Start Data to use

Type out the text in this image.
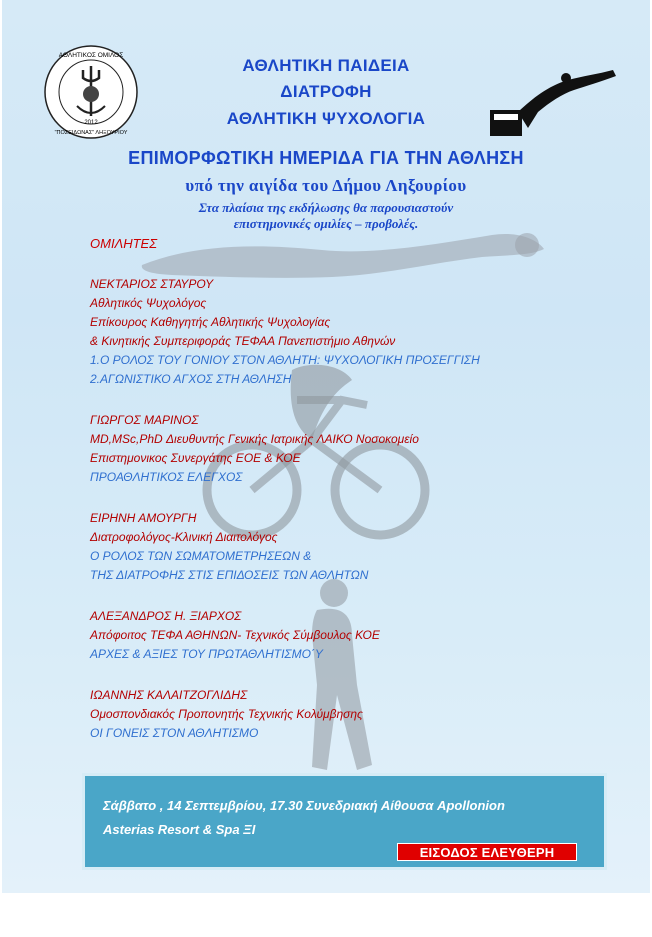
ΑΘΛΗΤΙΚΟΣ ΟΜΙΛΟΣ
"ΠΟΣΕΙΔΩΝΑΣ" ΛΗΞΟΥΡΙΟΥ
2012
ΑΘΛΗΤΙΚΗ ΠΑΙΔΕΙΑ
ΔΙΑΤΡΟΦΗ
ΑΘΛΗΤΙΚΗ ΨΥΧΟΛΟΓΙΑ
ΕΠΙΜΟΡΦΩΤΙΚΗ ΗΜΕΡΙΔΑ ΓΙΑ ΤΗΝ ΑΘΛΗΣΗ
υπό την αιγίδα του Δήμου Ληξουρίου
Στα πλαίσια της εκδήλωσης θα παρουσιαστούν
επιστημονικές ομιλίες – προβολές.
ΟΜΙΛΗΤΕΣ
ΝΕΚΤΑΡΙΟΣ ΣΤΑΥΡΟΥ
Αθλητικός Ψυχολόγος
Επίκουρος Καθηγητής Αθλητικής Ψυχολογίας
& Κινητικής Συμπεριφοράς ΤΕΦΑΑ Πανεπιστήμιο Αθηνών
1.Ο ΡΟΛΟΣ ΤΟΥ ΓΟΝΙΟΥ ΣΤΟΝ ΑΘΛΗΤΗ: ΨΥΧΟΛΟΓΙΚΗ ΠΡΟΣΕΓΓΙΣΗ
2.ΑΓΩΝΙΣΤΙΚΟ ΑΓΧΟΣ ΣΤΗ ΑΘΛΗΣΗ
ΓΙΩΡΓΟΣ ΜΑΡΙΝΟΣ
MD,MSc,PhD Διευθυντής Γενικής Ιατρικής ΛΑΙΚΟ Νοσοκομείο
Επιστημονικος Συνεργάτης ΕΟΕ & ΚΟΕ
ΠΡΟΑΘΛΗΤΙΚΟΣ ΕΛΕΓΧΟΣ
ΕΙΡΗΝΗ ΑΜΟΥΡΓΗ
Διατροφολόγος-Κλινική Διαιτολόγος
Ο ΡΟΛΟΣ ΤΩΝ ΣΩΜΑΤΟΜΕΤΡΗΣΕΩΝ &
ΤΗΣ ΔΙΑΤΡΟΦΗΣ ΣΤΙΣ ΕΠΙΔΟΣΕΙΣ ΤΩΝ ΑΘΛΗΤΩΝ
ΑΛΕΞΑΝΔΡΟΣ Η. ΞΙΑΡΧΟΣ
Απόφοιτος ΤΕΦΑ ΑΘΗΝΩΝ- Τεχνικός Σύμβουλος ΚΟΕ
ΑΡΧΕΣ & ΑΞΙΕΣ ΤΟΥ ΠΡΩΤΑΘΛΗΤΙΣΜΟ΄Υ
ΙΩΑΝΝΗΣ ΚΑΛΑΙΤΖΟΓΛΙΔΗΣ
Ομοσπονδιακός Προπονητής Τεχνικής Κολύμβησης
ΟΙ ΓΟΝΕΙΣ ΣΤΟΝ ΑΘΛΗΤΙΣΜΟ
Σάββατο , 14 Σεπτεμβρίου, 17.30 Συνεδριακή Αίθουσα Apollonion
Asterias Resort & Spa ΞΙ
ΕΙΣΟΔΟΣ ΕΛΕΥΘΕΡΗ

End Data to use

Task prompt: Without including any pictures, please restate all the records exactly.

Exercise output:
Type out the text in this image.
ΑΘΛΗΤΙΚΟΣ ΟΜΙΛΟΣ
"ΠΟΣΕΙΔΩΝΑΣ" ΛΗΞΟΥΡΙΟΥ
2012
ΑΘΛΗΤΙΚΗ ΠΑΙΔΕΙΑ
ΔΙΑΤΡΟΦΗ
ΑΘΛΗΤΙΚΗ ΨΥΧΟΛΟΓΙΑ
ΕΠΙΜΟΡΦΩΤΙΚΗ ΗΜΕΡΙΔΑ ΓΙΑ ΤΗΝ ΑΘΛΗΣΗ
υπό την αιγίδα του Δήμου Ληξουρίου
Στα πλαίσια της εκδήλωσης θα παρουσιαστούν
επιστημονικές ομιλίες – προβολές.
ΟΜΙΛΗΤΕΣ
ΝΕΚΤΑΡΙΟΣ ΣΤΑΥΡΟΥ
Αθλητικός Ψυχολόγος
Επίκουρος Καθηγητής Αθλητικής Ψυχολογίας
& Κινητικής Συμπεριφοράς ΤΕΦΑΑ Πανεπιστήμιο Αθηνών
1.Ο ΡΟΛΟΣ ΤΟΥ ΓΟΝΙΟΥ ΣΤΟΝ ΑΘΛΗΤΗ: ΨΥΧΟΛΟΓΙΚΗ ΠΡΟΣΕΓΓΙΣΗ
2.ΑΓΩΝΙΣΤΙΚΟ ΑΓΧΟΣ ΣΤΗ ΑΘΛΗΣΗ
ΓΙΩΡΓΟΣ ΜΑΡΙΝΟΣ
MD,MSc,PhD Διευθυντής Γενικής Ιατρικής ΛΑΙΚΟ Νοσοκομείο
Επιστημονικος Συνεργάτης ΕΟΕ & ΚΟΕ
ΠΡΟΑΘΛΗΤΙΚΟΣ ΕΛΕΓΧΟΣ
ΕΙΡΗΝΗ ΑΜΟΥΡΓΗ
Διατροφολόγος-Κλινική Διαιτολόγος
Ο ΡΟΛΟΣ ΤΩΝ ΣΩΜΑΤΟΜΕΤΡΗΣΕΩΝ &
ΤΗΣ ΔΙΑΤΡΟΦΗΣ ΣΤΙΣ ΕΠΙΔΟΣΕΙΣ ΤΩΝ ΑΘΛΗΤΩΝ
ΑΛΕΞΑΝΔΡΟΣ Η. ΞΙΑΡΧΟΣ
Απόφοιτος ΤΕΦΑ ΑΘΗΝΩΝ- Τεχνικός Σύμβουλος ΚΟΕ
ΑΡΧΕΣ & ΑΞΙΕΣ ΤΟΥ ΠΡΩΤΑΘΛΗΤΙΣΜΟ΄Υ
ΙΩΑΝΝΗΣ ΚΑΛΑΙΤΖΟΓΛΙΔΗΣ
Ομοσπονδιακός Προπονητής Τεχνικής Κολύμβησης
ΟΙ ΓΟΝΕΙΣ ΣΤΟΝ ΑΘΛΗΤΙΣΜΟ
Σάββατο , 14 Σεπτεμβρίου, 17.30 Συνεδριακή Αίθουσα Apollonion
Asterias Resort & Spa ΞΙ
ΕΙΣΟΔΟΣ ΕΛΕΥΘΕΡΗ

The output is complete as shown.